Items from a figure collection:
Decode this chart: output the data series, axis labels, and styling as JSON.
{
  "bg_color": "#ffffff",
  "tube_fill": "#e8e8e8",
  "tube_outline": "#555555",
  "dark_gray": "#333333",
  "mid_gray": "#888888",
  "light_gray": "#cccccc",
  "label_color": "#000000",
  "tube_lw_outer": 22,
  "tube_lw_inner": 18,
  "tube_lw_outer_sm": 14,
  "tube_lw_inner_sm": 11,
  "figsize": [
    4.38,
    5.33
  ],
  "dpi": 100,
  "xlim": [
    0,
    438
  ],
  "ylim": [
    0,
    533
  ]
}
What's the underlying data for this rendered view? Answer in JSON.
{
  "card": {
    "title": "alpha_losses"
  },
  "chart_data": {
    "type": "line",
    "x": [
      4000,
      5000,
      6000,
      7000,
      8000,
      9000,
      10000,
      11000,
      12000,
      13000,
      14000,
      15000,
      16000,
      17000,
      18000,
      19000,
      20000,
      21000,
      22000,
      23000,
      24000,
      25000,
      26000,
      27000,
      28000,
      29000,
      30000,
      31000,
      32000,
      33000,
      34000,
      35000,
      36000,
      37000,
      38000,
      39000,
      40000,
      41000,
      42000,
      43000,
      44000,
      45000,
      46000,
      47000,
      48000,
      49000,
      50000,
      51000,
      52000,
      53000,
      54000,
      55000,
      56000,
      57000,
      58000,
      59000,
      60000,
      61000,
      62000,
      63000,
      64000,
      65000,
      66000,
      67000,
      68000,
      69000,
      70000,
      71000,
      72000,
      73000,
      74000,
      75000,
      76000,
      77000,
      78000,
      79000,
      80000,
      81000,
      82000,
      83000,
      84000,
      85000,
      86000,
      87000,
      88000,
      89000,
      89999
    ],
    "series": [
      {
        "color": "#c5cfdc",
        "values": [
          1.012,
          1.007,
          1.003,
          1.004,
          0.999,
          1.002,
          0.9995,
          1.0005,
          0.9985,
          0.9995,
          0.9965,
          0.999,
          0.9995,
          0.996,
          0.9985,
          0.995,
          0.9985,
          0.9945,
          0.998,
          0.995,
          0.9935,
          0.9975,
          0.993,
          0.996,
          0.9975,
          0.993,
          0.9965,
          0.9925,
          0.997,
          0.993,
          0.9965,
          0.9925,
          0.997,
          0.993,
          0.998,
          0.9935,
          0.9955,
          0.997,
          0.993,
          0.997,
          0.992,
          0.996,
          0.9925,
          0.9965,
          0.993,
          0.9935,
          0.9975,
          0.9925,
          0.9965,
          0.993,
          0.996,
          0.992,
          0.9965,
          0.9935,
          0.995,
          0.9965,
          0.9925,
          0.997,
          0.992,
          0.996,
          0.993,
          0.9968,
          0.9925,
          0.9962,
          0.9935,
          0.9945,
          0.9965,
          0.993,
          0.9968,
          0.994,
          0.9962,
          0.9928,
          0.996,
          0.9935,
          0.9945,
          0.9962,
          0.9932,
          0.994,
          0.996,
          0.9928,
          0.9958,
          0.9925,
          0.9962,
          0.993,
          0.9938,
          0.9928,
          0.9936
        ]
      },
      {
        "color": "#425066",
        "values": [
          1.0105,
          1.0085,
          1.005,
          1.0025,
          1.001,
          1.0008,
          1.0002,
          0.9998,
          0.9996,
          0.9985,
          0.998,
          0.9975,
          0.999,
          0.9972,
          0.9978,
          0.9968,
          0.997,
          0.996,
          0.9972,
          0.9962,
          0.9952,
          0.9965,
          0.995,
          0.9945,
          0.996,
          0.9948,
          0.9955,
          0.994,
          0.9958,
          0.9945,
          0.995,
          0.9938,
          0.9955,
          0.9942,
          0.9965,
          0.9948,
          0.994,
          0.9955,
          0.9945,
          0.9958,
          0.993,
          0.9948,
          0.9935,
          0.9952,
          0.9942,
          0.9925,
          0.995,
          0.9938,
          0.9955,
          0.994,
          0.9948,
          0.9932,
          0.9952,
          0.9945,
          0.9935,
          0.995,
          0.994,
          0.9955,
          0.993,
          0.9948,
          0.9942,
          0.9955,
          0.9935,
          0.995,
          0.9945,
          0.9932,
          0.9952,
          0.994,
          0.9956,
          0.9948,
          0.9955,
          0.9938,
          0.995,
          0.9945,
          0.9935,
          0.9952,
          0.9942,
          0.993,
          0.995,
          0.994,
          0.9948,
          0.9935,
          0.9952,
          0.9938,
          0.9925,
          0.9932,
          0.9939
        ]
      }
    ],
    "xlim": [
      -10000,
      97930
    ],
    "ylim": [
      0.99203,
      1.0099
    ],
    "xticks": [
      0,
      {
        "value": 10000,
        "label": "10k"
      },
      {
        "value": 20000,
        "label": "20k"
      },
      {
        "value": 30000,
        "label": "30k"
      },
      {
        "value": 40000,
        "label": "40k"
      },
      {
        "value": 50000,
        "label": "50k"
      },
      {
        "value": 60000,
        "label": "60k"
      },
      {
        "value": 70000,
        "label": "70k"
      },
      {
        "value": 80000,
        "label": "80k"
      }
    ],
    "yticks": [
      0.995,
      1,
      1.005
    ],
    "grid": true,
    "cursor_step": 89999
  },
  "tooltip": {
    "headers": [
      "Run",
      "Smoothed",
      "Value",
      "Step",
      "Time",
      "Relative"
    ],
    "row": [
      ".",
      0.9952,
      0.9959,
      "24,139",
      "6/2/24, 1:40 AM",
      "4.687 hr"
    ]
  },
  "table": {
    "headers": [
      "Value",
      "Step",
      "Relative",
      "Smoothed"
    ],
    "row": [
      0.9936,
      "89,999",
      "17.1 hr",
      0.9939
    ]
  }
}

WHAT YOU SHOULD DO: From the first line to the last, please quote the material above exactly.

EXERCISE ANSWER:
Decode this chart: output the data series, axis labels, and styling as JSON.
{
  "bg_color": "#ffffff",
  "tube_fill": "#e8e8e8",
  "tube_outline": "#555555",
  "dark_gray": "#333333",
  "mid_gray": "#888888",
  "light_gray": "#cccccc",
  "label_color": "#000000",
  "tube_lw_outer": 22,
  "tube_lw_inner": 18,
  "tube_lw_outer_sm": 14,
  "tube_lw_inner_sm": 11,
  "figsize": [
    4.38,
    5.33
  ],
  "dpi": 100,
  "xlim": [
    0,
    438
  ],
  "ylim": [
    0,
    533
  ]
}
What's the underlying data for this rendered view? Answer in JSON.
{
  "card": {
    "title": "alpha_losses"
  },
  "chart_data": {
    "type": "line",
    "x": [
      4000,
      5000,
      6000,
      7000,
      8000,
      9000,
      10000,
      11000,
      12000,
      13000,
      14000,
      15000,
      16000,
      17000,
      18000,
      19000,
      20000,
      21000,
      22000,
      23000,
      24000,
      25000,
      26000,
      27000,
      28000,
      29000,
      30000,
      31000,
      32000,
      33000,
      34000,
      35000,
      36000,
      37000,
      38000,
      39000,
      40000,
      41000,
      42000,
      43000,
      44000,
      45000,
      46000,
      47000,
      48000,
      49000,
      50000,
      51000,
      52000,
      53000,
      54000,
      55000,
      56000,
      57000,
      58000,
      59000,
      60000,
      61000,
      62000,
      63000,
      64000,
      65000,
      66000,
      67000,
      68000,
      69000,
      70000,
      71000,
      72000,
      73000,
      74000,
      75000,
      76000,
      77000,
      78000,
      79000,
      80000,
      81000,
      82000,
      83000,
      84000,
      85000,
      86000,
      87000,
      88000,
      89000,
      89999
    ],
    "series": [
      {
        "color": "#c5cfdc",
        "values": [
          1.012,
          1.007,
          1.003,
          1.004,
          0.999,
          1.002,
          0.9995,
          1.0005,
          0.9985,
          0.9995,
          0.9965,
          0.999,
          0.9995,
          0.996,
          0.9985,
          0.995,
          0.9985,
          0.9945,
          0.998,
          0.995,
          0.9935,
          0.9975,
          0.993,
          0.996,
          0.9975,
          0.993,
          0.9965,
          0.9925,
          0.997,
          0.993,
          0.9965,
          0.9925,
          0.997,
          0.993,
          0.998,
          0.9935,
          0.9955,
          0.997,
          0.993,
          0.997,
          0.992,
          0.996,
          0.9925,
          0.9965,
          0.993,
          0.9935,
          0.9975,
          0.9925,
          0.9965,
          0.993,
          0.996,
          0.992,
          0.9965,
          0.9935,
          0.995,
          0.9965,
          0.9925,
          0.997,
          0.992,
          0.996,
          0.993,
          0.9968,
          0.9925,
          0.9962,
          0.9935,
          0.9945,
          0.9965,
          0.993,
          0.9968,
          0.994,
          0.9962,
          0.9928,
          0.996,
          0.9935,
          0.9945,
          0.9962,
          0.9932,
          0.994,
          0.996,
          0.9928,
          0.9958,
          0.9925,
          0.9962,
          0.993,
          0.9938,
          0.9928,
          0.9936
        ]
      },
      {
        "color": "#425066",
        "values": [
          1.0105,
          1.0085,
          1.005,
          1.0025,
          1.001,
          1.0008,
          1.0002,
          0.9998,
          0.9996,
          0.9985,
          0.998,
          0.9975,
          0.999,
          0.9972,
          0.9978,
          0.9968,
          0.997,
          0.996,
          0.9972,
          0.9962,
          0.9952,
          0.9965,
          0.995,
          0.9945,
          0.996,
          0.9948,
          0.9955,
          0.994,
          0.9958,
          0.9945,
          0.995,
          0.9938,
          0.9955,
          0.9942,
          0.9965,
          0.9948,
          0.994,
          0.9955,
          0.9945,
          0.9958,
          0.993,
          0.9948,
          0.9935,
          0.9952,
          0.9942,
          0.9925,
          0.995,
          0.9938,
          0.9955,
          0.994,
          0.9948,
          0.9932,
          0.9952,
          0.9945,
          0.9935,
          0.995,
          0.994,
          0.9955,
          0.993,
          0.9948,
          0.9942,
          0.9955,
          0.9935,
          0.995,
          0.9945,
          0.9932,
          0.9952,
          0.994,
          0.9956,
          0.9948,
          0.9955,
          0.9938,
          0.995,
          0.9945,
          0.9935,
          0.9952,
          0.9942,
          0.993,
          0.995,
          0.994,
          0.9948,
          0.9935,
          0.9952,
          0.9938,
          0.9925,
          0.9932,
          0.9939
        ]
      }
    ],
    "xlim": [
      -10000,
      97930
    ],
    "ylim": [
      0.99203,
      1.0099
    ],
    "xticks": [
      0,
      {
        "value": 10000,
        "label": "10k"
      },
      {
        "value": 20000,
        "label": "20k"
      },
      {
        "value": 30000,
        "label": "30k"
      },
      {
        "value": 40000,
        "label": "40k"
      },
      {
        "value": 50000,
        "label": "50k"
      },
      {
        "value": 60000,
        "label": "60k"
      },
      {
        "value": 70000,
        "label": "70k"
      },
      {
        "value": 80000,
        "label": "80k"
      }
    ],
    "yticks": [
      0.995,
      1,
      1.005
    ],
    "grid": true,
    "cursor_step": 89999
  },
  "tooltip": {
    "headers": [
      "Run",
      "Smoothed",
      "Value",
      "Step",
      "Time",
      "Relative"
    ],
    "row": [
      ".",
      0.9952,
      0.9959,
      "24,139",
      "6/2/24, 1:40 AM",
      "4.687 hr"
    ]
  },
  "table": {
    "headers": [
      "Value",
      "Step",
      "Relative",
      "Smoothed"
    ],
    "row": [
      0.9936,
      "89,999",
      "17.1 hr",
      0.9939
    ]
  }
}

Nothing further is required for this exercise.